Please reproduce the records from their first line through the line containing "373, 153, 383]", with both ends included.

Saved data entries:
%%

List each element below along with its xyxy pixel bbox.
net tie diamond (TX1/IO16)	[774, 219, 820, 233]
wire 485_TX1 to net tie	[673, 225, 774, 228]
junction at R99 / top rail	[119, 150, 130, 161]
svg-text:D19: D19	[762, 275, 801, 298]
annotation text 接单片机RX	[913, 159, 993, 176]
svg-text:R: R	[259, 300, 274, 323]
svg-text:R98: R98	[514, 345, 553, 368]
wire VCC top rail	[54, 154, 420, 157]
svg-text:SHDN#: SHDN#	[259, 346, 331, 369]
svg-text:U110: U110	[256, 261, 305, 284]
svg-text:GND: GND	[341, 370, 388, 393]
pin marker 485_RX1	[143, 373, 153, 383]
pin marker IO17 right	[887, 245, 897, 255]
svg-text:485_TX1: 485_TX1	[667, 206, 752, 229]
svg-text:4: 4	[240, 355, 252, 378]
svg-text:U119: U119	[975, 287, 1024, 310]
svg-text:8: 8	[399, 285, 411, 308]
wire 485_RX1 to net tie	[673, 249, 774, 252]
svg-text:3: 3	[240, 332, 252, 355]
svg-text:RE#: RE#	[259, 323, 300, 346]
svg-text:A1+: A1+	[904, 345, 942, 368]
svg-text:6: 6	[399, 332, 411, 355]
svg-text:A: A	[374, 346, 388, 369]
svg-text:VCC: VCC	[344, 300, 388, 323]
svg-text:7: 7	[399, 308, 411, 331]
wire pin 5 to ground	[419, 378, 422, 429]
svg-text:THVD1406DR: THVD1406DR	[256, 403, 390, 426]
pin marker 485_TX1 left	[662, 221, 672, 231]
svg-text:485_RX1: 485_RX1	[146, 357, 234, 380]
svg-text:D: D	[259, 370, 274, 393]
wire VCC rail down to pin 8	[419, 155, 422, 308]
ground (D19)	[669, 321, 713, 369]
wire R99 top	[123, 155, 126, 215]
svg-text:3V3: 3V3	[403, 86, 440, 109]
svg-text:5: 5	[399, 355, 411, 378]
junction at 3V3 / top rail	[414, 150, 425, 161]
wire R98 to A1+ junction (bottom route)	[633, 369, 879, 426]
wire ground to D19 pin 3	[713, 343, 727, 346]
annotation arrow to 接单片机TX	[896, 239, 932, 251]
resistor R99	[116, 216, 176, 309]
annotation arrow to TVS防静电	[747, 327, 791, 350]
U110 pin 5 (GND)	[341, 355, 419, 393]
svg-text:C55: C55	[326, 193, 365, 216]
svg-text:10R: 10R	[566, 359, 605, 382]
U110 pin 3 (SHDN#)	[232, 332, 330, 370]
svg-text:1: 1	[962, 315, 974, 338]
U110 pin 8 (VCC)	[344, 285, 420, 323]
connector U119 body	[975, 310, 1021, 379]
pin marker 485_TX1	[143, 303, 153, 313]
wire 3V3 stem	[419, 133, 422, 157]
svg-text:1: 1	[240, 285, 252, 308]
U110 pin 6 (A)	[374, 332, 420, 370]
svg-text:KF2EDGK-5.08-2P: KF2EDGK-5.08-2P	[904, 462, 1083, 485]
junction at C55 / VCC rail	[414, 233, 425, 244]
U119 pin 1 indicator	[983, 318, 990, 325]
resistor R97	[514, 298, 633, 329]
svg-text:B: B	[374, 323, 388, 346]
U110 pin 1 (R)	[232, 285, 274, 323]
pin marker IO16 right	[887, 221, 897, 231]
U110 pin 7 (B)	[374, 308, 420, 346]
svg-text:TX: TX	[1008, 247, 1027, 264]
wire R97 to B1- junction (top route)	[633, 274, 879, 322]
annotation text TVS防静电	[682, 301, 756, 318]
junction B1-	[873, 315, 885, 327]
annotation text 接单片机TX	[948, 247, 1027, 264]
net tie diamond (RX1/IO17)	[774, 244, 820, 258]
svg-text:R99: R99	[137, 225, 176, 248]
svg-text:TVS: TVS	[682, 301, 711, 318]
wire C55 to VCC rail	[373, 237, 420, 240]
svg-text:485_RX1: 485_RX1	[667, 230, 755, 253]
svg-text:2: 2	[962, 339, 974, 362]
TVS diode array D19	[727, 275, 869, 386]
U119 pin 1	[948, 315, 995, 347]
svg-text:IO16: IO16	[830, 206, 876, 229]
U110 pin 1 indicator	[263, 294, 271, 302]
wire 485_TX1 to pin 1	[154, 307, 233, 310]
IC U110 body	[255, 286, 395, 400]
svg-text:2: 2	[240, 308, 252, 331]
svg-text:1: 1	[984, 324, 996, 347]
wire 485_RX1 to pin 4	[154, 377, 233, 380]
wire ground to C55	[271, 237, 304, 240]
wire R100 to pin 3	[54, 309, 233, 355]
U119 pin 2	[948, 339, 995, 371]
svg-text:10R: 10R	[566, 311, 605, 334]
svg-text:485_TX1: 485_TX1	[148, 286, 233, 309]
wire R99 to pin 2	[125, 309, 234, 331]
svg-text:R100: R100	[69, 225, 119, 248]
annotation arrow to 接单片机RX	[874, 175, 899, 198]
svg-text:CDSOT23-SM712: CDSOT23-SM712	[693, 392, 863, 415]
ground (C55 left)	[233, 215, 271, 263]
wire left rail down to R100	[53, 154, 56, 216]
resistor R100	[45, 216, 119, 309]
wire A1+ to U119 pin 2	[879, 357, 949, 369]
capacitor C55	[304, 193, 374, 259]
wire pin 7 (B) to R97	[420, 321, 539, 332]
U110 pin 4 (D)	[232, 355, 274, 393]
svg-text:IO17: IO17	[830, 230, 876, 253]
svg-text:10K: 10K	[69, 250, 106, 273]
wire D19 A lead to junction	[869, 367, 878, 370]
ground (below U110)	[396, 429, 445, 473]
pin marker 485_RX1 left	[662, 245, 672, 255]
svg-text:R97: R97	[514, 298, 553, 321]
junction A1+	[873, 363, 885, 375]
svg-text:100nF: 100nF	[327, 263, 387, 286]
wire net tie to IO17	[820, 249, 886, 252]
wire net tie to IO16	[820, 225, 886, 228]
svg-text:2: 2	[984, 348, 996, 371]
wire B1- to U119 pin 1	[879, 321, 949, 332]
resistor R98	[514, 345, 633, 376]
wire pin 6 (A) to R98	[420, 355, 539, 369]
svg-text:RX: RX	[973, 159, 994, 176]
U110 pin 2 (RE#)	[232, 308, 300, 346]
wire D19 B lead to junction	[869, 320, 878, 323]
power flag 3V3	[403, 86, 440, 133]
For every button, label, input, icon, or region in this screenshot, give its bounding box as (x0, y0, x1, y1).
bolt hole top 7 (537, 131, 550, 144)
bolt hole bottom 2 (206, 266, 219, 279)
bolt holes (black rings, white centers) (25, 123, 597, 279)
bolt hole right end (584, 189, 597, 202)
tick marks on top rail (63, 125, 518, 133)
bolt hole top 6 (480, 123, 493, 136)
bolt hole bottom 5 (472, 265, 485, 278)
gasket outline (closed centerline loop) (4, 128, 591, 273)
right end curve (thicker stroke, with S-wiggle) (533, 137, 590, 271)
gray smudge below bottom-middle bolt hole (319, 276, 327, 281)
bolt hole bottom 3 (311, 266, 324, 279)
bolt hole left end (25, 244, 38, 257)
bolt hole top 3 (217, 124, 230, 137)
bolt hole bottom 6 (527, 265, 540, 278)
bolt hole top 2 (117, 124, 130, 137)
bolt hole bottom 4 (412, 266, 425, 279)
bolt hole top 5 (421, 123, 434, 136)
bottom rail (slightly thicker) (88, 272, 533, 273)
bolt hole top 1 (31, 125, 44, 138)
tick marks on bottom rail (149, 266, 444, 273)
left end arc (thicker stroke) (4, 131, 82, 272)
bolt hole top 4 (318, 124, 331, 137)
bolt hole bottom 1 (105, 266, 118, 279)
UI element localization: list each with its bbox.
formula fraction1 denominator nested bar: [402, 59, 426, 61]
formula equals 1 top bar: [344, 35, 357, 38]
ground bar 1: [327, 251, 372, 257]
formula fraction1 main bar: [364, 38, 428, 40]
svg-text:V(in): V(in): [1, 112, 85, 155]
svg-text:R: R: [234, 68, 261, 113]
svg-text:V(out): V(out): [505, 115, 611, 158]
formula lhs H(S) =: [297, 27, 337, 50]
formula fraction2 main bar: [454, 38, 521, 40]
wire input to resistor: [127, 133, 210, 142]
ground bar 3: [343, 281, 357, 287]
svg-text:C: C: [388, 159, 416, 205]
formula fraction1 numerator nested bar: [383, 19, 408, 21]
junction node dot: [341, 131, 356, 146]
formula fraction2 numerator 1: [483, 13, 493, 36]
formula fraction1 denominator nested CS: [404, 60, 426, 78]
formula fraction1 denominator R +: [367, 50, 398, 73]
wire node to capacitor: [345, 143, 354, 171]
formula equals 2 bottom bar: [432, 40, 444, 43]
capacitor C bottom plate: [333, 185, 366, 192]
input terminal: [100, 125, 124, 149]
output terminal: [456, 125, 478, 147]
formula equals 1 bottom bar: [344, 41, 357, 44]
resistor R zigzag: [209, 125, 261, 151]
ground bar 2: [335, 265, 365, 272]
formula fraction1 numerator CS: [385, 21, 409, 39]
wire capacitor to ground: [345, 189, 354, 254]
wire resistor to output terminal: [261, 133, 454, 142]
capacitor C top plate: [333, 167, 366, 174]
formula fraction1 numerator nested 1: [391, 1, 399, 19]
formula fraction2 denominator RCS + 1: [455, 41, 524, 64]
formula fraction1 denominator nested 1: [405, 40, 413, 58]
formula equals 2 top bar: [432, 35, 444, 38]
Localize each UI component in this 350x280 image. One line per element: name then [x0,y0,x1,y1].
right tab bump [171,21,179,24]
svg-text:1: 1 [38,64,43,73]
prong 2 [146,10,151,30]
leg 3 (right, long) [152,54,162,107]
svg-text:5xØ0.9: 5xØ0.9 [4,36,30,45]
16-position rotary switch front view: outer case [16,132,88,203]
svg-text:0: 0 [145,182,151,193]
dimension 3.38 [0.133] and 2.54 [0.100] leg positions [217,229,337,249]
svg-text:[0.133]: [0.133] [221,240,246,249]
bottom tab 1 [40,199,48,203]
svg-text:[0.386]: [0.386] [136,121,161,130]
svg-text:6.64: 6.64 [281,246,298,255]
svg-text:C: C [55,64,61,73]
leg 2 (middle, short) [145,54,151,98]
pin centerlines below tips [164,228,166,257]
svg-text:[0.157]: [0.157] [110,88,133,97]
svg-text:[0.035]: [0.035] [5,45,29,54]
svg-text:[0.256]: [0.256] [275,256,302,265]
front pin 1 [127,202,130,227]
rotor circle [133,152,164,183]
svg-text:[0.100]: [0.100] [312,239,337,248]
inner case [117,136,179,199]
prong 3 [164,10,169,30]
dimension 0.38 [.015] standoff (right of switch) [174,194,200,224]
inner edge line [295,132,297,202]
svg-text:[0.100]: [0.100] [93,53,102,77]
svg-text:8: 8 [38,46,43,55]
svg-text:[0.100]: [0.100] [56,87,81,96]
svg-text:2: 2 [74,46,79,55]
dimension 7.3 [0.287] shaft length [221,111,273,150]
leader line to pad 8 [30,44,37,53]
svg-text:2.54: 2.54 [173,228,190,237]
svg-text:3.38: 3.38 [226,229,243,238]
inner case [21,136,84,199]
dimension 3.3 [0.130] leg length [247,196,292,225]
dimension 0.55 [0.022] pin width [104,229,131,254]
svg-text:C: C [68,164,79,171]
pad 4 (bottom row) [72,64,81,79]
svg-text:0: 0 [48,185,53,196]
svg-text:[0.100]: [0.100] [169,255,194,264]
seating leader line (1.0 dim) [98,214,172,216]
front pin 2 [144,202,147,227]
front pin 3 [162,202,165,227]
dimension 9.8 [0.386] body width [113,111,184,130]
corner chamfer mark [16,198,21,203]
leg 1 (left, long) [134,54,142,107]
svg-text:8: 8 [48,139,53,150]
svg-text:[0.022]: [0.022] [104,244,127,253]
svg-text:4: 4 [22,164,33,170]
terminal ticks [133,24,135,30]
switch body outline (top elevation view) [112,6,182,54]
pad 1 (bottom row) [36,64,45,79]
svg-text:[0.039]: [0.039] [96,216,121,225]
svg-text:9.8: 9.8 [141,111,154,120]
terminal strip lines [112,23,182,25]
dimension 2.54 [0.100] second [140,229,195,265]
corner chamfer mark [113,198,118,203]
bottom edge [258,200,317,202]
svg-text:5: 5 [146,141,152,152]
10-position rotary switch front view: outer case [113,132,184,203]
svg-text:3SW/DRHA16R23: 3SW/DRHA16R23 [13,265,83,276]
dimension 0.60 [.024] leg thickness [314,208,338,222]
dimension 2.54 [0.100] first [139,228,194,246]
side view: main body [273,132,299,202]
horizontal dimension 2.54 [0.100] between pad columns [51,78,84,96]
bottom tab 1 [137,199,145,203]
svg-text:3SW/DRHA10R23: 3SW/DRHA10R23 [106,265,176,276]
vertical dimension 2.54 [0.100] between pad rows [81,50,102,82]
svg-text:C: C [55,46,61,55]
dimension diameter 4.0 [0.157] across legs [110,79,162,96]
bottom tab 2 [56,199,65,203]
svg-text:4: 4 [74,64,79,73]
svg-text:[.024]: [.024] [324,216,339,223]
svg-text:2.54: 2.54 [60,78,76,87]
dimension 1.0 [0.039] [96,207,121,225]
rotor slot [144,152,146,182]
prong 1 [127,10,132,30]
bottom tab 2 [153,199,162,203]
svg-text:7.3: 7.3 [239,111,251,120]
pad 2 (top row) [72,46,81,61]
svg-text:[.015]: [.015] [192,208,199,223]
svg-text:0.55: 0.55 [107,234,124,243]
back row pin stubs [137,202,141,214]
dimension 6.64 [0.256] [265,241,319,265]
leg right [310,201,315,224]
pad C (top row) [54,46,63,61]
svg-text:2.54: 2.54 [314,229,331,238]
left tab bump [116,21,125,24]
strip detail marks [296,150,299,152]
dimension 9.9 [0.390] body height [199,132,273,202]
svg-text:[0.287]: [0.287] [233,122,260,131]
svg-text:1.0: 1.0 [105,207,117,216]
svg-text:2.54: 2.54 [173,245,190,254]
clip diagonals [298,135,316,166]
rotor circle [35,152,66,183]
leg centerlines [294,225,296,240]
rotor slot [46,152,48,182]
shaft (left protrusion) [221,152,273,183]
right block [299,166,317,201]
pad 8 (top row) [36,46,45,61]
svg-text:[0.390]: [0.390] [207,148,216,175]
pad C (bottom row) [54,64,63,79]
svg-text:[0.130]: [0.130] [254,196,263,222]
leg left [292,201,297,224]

%%

-- SOLUTION BELOW --
List each element below along with its xyxy pixel bbox.
net tie diamond (TX1/IO16)	[774, 219, 820, 233]
wire 485_TX1 to net tie	[673, 225, 774, 228]
junction at R99 / top rail	[119, 150, 130, 161]
svg-text:D19: D19	[762, 275, 801, 298]
annotation text 接单片机RX	[913, 159, 993, 176]
svg-text:R: R	[259, 300, 274, 323]
svg-text:R98: R98	[514, 345, 553, 368]
wire VCC top rail	[54, 154, 420, 157]
svg-text:SHDN#: SHDN#	[259, 346, 331, 369]
svg-text:U110: U110	[256, 261, 305, 284]
svg-text:GND: GND	[341, 370, 388, 393]
pin marker 485_RX1	[143, 373, 153, 383]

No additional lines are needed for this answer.